— start Material for this exercise —
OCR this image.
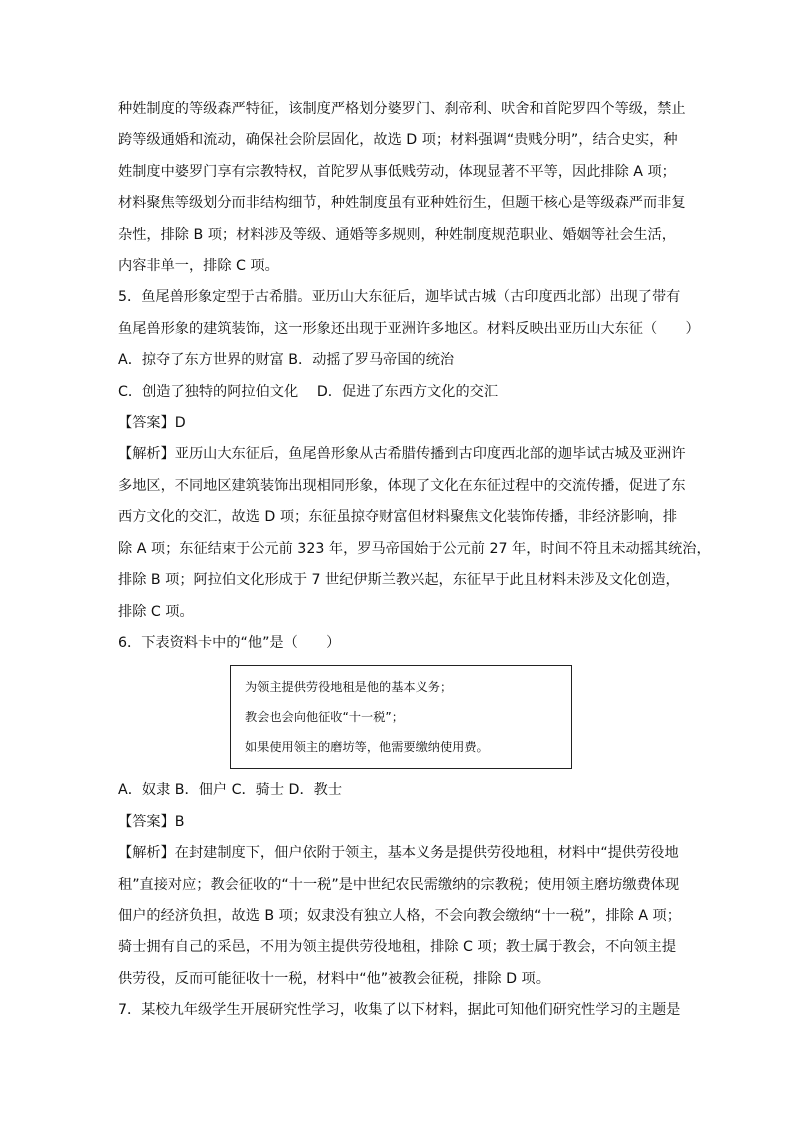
种姓制度的等级森严特征，该制度严格划分婆罗门、刹帝利、吠舍和首陀罗四个等级，禁止
跨等级通婚和流动，确保社会阶层固化，故选 D 项；材料强调“贵贱分明”，结合史实，种
姓制度中婆罗门享有宗教特权，首陀罗从事低贱劳动，体现显著不平等，因此排除 A 项；
材料聚焦等级划分而非结构细节，种姓制度虽有亚种姓衍生，但题干核心是等级森严而非复
杂性，排除 B 项；材料涉及等级、通婚等多规则，种姓制度规范职业、婚姻等社会生活，
内容非单一，排除 C 项。
5．鱼尾兽形象定型于古希腊。亚历山大东征后，迦毕试古城（古印度西北部）出现了带有
鱼尾兽形象的建筑装饰，这一形象还出现于亚洲许多地区。材料反映出亚历山大东征（　　）
A．掠夺了东方世界的财富 B．动摇了罗马帝国的统治
C．创造了独特的阿拉伯文化　 D．促进了东西方文化的交汇
【答案】D
【解析】亚历山大东征后，鱼尾兽形象从古希腊传播到古印度西北部的迦毕试古城及亚洲许
多地区，不同地区建筑装饰出现相同形象，体现了文化在东征过程中的交流传播，促进了东
西方文化的交汇，故选 D 项；东征虽掠夺财富但材料聚焦文化装饰传播，非经济影响，排
除 A 项；东征结束于公元前 323 年，罗马帝国始于公元前 27 年，时间不符且未动摇其统治，
排除 B 项；阿拉伯文化形成于 7 世纪伊斯兰教兴起，东征早于此且材料未涉及文化创造，
排除 C 项。
6．下表资料卡中的“他”是（　　）
为领主提供劳役地租是他的基本义务；
教会也会向他征收“十一税”；
如果使用领主的磨坊等，他需要缴纳使用费。
A．奴隶 B．佃户 C．骑士 D．教士
【答案】B
【解析】在封建制度下，佃户依附于领主，基本义务是提供劳役地租，材料中“提供劳役地
租”直接对应；教会征收的“十一税”是中世纪农民需缴纳的宗教税；使用领主磨坊缴费体现
佃户的经济负担，故选 B 项；奴隶没有独立人格，不会向教会缴纳“十一税”，排除 A 项；
骑士拥有自己的采邑，不用为领主提供劳役地租，排除 C 项；教士属于教会，不向领主提
供劳役，反而可能征收十一税，材料中“他”被教会征税，排除 D 项。
7．某校九年级学生开展研究性学习，收集了以下材料，据此可知他们研究性学习的主题是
— end Material for this exercise —
• _Short problem_: Transcribe the material exactly, keeping every word and none of the pictures.

• _Solution for this task_:
OCR this image.
种姓制度的等级森严特征，该制度严格划分婆罗门、刹帝利、吠舍和首陀罗四个等级，禁止
跨等级通婚和流动，确保社会阶层固化，故选 D 项；材料强调“贵贱分明”，结合史实，种
姓制度中婆罗门享有宗教特权，首陀罗从事低贱劳动，体现显著不平等，因此排除 A 项；
材料聚焦等级划分而非结构细节，种姓制度虽有亚种姓衍生，但题干核心是等级森严而非复
杂性，排除 B 项；材料涉及等级、通婚等多规则，种姓制度规范职业、婚姻等社会生活，
内容非单一，排除 C 项。
5．鱼尾兽形象定型于古希腊。亚历山大东征后，迦毕试古城（古印度西北部）出现了带有
鱼尾兽形象的建筑装饰，这一形象还出现于亚洲许多地区。材料反映出亚历山大东征（　　）
A．掠夺了东方世界的财富 B．动摇了罗马帝国的统治
C．创造了独特的阿拉伯文化　 D．促进了东西方文化的交汇
【答案】D
【解析】亚历山大东征后，鱼尾兽形象从古希腊传播到古印度西北部的迦毕试古城及亚洲许
多地区，不同地区建筑装饰出现相同形象，体现了文化在东征过程中的交流传播，促进了东
西方文化的交汇，故选 D 项；东征虽掠夺财富但材料聚焦文化装饰传播，非经济影响，排
除 A 项；东征结束于公元前 323 年，罗马帝国始于公元前 27 年，时间不符且未动摇其统治，
排除 B 项；阿拉伯文化形成于 7 世纪伊斯兰教兴起，东征早于此且材料未涉及文化创造，
排除 C 项。
6．下表资料卡中的“他”是（　　）
为领主提供劳役地租是他的基本义务；
教会也会向他征收“十一税”；
如果使用领主的磨坊等，他需要缴纳使用费。
A．奴隶 B．佃户 C．骑士 D．教士
【答案】B
【解析】在封建制度下，佃户依附于领主，基本义务是提供劳役地租，材料中“提供劳役地
租”直接对应；教会征收的“十一税”是中世纪农民需缴纳的宗教税；使用领主磨坊缴费体现
佃户的经济负担，故选 B 项；奴隶没有独立人格，不会向教会缴纳“十一税”，排除 A 项；
骑士拥有自己的采邑，不用为领主提供劳役地租，排除 C 项；教士属于教会，不向领主提
供劳役，反而可能征收十一税，材料中“他”被教会征税，排除 D 项。
7．某校九年级学生开展研究性学习，收集了以下材料，据此可知他们研究性学习的主题是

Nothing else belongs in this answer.